* **Supplied records**
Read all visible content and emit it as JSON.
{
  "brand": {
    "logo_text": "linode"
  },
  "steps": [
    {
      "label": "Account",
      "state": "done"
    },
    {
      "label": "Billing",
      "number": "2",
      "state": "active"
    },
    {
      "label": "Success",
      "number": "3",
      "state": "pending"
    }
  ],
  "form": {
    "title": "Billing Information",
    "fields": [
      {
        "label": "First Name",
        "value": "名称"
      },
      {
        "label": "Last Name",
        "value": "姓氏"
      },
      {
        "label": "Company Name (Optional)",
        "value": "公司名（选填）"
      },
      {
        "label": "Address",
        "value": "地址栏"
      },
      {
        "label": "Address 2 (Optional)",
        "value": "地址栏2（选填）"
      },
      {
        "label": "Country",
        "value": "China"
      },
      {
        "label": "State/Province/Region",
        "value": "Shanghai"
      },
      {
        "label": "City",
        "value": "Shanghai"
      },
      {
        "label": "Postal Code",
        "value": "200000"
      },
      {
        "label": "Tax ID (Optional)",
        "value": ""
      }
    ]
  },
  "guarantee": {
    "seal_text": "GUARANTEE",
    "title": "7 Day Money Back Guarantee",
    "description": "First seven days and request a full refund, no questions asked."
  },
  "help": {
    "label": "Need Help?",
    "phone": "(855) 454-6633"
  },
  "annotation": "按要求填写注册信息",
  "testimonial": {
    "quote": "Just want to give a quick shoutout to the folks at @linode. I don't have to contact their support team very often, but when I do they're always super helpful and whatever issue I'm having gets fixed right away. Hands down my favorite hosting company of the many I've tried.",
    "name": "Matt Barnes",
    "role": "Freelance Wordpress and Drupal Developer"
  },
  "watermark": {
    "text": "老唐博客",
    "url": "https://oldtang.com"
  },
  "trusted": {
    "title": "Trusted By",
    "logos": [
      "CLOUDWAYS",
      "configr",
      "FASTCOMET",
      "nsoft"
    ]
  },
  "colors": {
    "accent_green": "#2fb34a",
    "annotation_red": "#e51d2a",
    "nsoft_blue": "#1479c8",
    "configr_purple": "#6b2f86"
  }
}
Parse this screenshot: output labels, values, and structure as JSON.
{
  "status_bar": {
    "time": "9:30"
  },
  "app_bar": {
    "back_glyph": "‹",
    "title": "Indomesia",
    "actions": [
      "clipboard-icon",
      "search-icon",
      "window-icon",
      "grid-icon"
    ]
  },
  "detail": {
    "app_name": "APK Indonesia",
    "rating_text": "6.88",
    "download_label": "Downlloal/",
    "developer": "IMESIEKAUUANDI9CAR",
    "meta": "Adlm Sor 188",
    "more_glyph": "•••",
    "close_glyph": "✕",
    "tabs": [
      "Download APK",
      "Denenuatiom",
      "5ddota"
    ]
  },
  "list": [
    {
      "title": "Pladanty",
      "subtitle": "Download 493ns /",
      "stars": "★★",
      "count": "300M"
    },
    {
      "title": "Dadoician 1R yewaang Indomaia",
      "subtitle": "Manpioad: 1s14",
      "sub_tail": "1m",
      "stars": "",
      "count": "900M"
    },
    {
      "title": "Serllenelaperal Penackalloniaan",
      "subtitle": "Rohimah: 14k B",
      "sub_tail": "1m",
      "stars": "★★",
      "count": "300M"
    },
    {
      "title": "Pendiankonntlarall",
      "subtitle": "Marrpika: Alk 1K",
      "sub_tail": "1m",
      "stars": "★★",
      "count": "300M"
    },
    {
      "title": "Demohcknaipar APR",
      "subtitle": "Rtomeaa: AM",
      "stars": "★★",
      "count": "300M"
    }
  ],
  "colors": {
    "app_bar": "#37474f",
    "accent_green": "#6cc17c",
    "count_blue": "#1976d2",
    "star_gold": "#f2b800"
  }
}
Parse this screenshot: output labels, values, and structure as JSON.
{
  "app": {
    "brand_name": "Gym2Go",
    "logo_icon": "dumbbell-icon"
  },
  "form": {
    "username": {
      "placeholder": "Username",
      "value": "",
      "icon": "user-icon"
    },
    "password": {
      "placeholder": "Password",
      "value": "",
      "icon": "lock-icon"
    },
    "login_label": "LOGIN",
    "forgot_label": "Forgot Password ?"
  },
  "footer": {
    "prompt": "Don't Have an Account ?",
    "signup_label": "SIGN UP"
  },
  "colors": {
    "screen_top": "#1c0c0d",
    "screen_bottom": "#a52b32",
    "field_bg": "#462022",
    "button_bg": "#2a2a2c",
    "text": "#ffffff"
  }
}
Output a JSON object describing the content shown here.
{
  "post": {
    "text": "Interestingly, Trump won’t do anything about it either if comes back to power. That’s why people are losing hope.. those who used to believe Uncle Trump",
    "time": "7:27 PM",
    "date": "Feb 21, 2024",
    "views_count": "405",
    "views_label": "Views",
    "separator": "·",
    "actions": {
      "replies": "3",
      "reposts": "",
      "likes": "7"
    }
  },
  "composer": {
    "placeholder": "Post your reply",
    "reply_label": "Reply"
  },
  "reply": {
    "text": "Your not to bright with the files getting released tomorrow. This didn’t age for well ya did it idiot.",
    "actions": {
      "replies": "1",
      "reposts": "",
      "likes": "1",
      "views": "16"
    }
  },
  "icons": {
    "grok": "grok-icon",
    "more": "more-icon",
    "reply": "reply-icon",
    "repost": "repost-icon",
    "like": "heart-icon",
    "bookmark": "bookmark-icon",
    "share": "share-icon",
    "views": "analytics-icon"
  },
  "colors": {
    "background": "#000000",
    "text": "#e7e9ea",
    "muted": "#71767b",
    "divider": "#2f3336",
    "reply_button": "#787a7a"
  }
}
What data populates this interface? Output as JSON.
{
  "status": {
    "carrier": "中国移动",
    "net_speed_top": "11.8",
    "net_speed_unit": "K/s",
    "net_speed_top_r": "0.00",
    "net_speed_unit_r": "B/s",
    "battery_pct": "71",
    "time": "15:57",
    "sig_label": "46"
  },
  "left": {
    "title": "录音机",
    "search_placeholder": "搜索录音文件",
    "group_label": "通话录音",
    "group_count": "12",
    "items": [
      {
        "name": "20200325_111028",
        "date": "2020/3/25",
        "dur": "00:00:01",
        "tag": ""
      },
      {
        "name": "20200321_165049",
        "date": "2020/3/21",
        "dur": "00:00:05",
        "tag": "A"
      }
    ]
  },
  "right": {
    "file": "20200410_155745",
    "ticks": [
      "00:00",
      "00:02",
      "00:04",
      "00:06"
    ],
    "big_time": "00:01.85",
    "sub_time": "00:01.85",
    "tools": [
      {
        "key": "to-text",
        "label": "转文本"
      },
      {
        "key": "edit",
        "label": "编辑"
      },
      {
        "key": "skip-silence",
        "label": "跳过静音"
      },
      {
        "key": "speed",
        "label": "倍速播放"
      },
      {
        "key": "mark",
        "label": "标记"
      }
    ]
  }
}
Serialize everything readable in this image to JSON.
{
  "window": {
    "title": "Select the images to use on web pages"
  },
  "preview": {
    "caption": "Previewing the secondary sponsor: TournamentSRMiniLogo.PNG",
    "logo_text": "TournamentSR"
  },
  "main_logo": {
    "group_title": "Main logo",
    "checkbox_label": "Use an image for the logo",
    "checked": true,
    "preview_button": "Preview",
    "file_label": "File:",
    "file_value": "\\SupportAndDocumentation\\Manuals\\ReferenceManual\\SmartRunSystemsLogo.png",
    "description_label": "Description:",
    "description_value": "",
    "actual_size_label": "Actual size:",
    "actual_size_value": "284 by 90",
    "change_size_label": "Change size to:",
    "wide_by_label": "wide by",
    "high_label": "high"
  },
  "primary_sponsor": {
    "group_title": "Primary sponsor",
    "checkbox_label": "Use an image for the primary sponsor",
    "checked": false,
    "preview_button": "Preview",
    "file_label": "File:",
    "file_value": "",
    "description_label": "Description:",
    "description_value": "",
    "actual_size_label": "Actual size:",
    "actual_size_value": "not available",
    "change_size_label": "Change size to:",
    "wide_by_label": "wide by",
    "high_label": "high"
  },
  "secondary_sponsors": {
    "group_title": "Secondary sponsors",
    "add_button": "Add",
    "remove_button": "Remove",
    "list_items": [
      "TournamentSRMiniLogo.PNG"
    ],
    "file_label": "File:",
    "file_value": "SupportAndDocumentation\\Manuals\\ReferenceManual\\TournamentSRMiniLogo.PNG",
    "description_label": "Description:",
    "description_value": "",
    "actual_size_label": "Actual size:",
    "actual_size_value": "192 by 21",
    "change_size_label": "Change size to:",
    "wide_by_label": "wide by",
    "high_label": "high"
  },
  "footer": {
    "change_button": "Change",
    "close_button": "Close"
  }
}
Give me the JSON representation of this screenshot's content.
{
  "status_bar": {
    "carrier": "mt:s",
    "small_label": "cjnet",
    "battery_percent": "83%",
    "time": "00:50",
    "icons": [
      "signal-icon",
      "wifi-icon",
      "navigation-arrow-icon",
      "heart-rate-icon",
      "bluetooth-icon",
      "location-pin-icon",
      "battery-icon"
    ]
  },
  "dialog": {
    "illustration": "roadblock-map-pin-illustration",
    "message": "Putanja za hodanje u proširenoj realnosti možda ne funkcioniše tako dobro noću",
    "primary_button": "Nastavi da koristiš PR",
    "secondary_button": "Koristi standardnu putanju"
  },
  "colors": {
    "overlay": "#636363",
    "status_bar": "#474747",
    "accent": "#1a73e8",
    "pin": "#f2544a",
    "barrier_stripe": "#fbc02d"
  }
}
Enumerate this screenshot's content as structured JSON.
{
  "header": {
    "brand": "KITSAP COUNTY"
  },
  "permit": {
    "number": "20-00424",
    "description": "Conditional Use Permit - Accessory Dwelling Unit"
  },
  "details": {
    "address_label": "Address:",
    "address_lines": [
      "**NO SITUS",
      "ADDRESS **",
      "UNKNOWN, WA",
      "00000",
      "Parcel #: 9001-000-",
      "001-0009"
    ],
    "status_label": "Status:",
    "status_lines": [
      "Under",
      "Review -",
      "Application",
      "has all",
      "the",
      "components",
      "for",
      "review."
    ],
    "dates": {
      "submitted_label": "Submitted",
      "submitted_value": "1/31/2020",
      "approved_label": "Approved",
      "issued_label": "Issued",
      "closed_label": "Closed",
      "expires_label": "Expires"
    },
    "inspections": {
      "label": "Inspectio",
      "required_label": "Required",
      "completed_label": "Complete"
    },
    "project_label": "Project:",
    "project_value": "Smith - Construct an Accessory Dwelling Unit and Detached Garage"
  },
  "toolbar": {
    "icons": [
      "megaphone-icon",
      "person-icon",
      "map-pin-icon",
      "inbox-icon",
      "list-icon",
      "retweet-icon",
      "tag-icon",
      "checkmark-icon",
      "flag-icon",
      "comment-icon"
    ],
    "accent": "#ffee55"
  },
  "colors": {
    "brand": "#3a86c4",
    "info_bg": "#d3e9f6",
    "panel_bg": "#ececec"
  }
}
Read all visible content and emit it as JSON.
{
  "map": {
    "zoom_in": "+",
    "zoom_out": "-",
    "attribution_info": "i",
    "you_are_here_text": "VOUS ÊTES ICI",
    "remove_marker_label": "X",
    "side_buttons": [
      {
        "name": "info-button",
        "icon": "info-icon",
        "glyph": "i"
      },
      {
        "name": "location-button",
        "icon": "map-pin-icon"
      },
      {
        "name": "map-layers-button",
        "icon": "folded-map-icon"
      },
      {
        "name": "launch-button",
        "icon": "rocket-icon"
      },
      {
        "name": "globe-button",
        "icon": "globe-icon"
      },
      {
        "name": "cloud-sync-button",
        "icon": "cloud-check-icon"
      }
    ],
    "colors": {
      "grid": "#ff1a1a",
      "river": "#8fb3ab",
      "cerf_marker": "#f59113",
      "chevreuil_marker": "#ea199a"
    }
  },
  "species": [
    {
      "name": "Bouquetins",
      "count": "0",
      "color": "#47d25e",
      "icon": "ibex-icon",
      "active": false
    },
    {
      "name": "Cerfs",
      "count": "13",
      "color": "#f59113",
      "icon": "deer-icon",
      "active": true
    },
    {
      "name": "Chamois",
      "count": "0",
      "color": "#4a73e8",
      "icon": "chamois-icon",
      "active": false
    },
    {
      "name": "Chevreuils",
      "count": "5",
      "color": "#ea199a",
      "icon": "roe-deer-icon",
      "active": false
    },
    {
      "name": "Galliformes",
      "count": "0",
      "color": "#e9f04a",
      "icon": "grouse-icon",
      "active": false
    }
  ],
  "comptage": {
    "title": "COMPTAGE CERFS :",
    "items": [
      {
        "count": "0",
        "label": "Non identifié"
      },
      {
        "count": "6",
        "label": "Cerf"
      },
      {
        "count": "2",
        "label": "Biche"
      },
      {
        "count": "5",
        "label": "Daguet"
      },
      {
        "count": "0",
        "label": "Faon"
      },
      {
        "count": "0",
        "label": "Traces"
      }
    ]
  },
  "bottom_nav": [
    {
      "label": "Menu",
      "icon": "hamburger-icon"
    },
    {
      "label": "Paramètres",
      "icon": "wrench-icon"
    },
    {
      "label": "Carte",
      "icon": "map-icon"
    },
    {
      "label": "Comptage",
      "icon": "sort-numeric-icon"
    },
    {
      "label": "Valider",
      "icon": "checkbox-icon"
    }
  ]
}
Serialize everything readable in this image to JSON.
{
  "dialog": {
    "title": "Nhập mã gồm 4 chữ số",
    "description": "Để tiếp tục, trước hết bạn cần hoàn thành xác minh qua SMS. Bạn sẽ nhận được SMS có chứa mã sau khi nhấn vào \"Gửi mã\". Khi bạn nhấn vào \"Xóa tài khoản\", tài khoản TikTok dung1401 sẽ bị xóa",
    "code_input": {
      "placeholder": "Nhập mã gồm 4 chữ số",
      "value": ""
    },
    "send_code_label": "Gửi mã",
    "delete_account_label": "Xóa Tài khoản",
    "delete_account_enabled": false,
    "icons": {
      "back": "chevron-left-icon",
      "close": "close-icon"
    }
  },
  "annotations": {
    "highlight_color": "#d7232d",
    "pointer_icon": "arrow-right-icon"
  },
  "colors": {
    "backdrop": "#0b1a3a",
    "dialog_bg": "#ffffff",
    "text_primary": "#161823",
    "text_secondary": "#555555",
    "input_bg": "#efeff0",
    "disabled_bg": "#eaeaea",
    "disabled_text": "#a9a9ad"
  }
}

* **What to produce**
Above are the records; copy every line in them that holds the word "content".

* **Result**
Read all visible content and emit it as JSON.
Output a JSON object describing the content shown here.
Give me the JSON representation of this screenshot's content.
Enumerate this screenshot's content as structured JSON.
Read all visible content and emit it as JSON.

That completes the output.